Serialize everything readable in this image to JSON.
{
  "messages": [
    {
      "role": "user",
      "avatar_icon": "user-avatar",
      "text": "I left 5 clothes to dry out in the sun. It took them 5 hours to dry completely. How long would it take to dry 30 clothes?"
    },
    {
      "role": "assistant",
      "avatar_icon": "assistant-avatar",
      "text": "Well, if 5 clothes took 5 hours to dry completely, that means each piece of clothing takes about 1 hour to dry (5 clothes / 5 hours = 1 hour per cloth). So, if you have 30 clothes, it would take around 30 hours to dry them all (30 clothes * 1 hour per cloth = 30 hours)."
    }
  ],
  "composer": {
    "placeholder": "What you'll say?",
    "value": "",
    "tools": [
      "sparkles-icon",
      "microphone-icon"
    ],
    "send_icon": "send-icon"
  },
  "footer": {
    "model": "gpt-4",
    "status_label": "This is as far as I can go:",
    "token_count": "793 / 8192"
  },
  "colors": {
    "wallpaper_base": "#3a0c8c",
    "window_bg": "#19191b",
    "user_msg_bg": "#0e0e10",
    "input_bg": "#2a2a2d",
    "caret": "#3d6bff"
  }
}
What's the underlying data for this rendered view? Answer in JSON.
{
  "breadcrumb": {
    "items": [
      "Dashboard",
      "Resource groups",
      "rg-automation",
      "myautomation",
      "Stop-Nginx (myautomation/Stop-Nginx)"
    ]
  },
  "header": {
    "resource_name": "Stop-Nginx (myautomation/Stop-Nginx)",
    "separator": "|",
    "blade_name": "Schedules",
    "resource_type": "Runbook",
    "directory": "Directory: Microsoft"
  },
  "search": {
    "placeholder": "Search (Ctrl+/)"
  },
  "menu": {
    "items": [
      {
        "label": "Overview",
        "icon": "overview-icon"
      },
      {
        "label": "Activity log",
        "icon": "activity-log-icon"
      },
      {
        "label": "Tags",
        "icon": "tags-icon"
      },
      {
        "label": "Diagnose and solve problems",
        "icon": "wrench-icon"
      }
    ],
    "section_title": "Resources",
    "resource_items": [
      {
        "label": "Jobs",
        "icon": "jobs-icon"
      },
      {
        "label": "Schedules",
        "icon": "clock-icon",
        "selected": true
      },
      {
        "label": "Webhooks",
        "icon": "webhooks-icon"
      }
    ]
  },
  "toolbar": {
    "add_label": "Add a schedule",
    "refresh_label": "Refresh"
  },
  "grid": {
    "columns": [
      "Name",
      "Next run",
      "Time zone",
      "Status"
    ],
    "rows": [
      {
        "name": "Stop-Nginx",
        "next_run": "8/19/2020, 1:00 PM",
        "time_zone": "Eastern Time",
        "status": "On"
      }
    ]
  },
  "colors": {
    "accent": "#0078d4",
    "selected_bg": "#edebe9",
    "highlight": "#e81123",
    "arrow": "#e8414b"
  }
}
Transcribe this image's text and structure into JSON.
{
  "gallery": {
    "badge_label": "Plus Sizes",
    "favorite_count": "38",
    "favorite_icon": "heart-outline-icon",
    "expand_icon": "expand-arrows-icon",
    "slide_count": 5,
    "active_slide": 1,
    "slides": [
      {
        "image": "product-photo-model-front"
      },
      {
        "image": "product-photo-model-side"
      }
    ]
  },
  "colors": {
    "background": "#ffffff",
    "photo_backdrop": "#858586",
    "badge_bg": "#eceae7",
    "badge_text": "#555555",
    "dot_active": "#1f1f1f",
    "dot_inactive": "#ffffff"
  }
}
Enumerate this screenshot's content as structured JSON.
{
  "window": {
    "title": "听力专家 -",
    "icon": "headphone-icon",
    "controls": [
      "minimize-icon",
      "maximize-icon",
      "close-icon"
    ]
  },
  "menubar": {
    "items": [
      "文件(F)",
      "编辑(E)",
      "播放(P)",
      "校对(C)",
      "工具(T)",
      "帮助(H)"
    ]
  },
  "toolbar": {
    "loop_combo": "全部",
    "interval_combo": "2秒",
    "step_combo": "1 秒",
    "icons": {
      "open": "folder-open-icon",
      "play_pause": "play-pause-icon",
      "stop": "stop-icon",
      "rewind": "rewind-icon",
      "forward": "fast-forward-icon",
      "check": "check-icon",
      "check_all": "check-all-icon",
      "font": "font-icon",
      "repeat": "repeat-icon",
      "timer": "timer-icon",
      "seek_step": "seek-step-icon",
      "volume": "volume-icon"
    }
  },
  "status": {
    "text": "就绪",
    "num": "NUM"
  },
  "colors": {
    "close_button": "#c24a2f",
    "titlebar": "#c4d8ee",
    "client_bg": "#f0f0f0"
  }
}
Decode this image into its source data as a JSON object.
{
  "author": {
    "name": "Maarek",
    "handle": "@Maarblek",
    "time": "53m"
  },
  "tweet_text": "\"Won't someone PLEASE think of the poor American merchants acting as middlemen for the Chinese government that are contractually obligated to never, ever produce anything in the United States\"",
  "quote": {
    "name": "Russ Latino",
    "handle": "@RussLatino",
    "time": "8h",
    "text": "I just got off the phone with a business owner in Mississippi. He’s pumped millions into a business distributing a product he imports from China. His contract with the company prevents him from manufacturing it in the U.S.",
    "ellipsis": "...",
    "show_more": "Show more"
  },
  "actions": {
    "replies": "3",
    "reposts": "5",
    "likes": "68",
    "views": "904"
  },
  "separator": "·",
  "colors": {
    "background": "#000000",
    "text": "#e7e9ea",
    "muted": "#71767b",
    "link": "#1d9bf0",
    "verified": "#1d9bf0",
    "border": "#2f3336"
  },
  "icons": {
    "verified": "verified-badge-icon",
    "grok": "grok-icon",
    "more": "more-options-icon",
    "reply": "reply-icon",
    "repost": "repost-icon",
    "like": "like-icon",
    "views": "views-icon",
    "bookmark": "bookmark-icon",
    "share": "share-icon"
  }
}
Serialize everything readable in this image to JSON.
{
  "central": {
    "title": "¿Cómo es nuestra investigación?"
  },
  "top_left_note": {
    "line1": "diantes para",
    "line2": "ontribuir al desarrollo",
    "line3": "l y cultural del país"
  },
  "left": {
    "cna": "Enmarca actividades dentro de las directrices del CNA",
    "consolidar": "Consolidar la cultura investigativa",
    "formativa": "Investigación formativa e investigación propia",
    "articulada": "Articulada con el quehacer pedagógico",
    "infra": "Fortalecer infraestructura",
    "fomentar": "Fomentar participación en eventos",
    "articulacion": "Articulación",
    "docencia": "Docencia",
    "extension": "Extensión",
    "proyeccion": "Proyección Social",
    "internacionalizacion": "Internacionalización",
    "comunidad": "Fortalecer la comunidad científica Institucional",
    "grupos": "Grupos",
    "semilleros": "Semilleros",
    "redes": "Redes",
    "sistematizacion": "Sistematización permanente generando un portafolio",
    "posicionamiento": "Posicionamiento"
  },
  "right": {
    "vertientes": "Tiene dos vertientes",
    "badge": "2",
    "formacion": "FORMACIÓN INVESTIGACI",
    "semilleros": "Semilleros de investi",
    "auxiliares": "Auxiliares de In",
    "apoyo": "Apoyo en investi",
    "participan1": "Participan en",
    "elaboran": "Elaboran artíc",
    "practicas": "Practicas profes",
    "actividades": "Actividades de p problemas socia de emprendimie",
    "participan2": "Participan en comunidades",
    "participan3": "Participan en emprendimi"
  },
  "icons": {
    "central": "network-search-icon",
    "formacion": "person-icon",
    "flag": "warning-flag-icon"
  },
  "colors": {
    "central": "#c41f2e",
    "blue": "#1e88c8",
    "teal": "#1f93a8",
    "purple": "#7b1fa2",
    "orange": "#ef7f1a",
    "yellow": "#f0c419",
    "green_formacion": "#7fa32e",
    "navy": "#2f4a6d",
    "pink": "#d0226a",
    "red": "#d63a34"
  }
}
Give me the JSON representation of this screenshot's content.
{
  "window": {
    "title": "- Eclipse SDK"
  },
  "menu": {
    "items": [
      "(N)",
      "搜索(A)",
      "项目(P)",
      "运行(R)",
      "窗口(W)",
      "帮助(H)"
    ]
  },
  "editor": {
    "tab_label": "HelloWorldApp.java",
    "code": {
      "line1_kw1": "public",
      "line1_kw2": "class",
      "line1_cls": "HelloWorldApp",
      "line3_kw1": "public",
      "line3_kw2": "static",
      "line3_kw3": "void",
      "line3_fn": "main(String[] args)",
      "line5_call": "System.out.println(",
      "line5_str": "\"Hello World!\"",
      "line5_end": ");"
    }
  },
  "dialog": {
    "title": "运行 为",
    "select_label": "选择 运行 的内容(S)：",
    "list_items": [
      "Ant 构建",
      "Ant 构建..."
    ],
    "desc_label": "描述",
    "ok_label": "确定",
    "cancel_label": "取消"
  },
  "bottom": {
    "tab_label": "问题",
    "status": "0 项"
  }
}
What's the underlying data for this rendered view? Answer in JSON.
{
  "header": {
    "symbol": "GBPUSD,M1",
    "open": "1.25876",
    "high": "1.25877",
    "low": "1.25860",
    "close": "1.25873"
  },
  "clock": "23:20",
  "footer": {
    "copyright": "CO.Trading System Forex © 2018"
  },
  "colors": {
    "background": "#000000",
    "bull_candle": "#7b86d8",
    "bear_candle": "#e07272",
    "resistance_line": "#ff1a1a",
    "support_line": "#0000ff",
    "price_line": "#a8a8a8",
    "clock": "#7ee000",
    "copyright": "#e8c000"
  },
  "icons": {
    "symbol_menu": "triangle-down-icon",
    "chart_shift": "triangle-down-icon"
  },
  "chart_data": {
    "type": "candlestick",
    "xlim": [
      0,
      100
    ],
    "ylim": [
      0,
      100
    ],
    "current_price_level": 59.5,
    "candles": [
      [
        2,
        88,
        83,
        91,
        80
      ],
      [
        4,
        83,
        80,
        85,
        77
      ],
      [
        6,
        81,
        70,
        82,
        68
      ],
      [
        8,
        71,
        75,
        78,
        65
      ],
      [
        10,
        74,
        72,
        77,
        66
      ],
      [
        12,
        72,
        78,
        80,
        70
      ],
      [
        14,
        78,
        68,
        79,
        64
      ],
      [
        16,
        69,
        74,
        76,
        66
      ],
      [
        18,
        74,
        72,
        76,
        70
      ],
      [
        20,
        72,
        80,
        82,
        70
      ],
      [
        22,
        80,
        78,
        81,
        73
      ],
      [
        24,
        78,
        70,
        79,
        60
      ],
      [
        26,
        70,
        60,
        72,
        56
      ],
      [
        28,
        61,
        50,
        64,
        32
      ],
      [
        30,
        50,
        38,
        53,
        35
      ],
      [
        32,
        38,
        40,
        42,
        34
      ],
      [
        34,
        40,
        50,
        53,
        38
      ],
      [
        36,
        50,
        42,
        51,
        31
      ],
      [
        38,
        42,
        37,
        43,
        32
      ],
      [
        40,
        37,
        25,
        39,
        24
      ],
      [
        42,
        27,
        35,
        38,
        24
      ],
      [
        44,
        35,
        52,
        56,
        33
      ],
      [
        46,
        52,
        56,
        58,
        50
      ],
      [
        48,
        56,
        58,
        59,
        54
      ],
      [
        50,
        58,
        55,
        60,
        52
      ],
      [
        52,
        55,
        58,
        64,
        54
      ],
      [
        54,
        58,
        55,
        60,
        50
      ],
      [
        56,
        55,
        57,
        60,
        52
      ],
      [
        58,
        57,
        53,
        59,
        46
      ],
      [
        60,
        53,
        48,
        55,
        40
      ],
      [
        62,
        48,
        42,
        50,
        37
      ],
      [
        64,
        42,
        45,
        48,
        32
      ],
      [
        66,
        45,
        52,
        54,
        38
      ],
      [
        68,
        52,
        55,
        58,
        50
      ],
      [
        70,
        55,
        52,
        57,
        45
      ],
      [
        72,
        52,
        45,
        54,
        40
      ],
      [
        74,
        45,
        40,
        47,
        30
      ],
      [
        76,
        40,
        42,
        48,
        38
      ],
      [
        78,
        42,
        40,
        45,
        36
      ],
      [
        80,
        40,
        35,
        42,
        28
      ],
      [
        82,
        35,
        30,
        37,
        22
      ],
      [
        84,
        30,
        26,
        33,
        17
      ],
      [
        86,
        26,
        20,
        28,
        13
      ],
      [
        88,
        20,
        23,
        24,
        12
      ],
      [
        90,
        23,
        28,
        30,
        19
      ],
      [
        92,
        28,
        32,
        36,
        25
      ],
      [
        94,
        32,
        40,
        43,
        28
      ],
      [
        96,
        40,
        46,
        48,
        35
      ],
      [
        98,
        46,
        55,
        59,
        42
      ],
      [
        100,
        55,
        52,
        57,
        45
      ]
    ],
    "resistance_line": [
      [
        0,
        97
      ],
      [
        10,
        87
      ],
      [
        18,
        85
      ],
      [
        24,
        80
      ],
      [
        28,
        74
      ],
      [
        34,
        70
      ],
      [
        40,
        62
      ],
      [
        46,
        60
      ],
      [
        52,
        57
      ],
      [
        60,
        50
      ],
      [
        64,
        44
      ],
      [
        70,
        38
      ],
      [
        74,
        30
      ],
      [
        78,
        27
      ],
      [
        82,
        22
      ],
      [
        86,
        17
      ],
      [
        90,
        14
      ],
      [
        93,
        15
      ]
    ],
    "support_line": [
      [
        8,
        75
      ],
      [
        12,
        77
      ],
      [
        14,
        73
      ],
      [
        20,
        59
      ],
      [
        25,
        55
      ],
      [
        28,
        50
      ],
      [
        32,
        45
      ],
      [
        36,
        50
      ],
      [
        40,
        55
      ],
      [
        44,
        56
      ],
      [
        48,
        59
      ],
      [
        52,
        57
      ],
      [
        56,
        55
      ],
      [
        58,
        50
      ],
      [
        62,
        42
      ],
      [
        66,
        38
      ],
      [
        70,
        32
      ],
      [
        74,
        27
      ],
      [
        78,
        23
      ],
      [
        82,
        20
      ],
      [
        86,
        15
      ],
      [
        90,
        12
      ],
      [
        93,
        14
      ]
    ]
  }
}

- Task brief: In the entries above, count every line containing the word "more". Write only the total.

- Output of the exercise: 2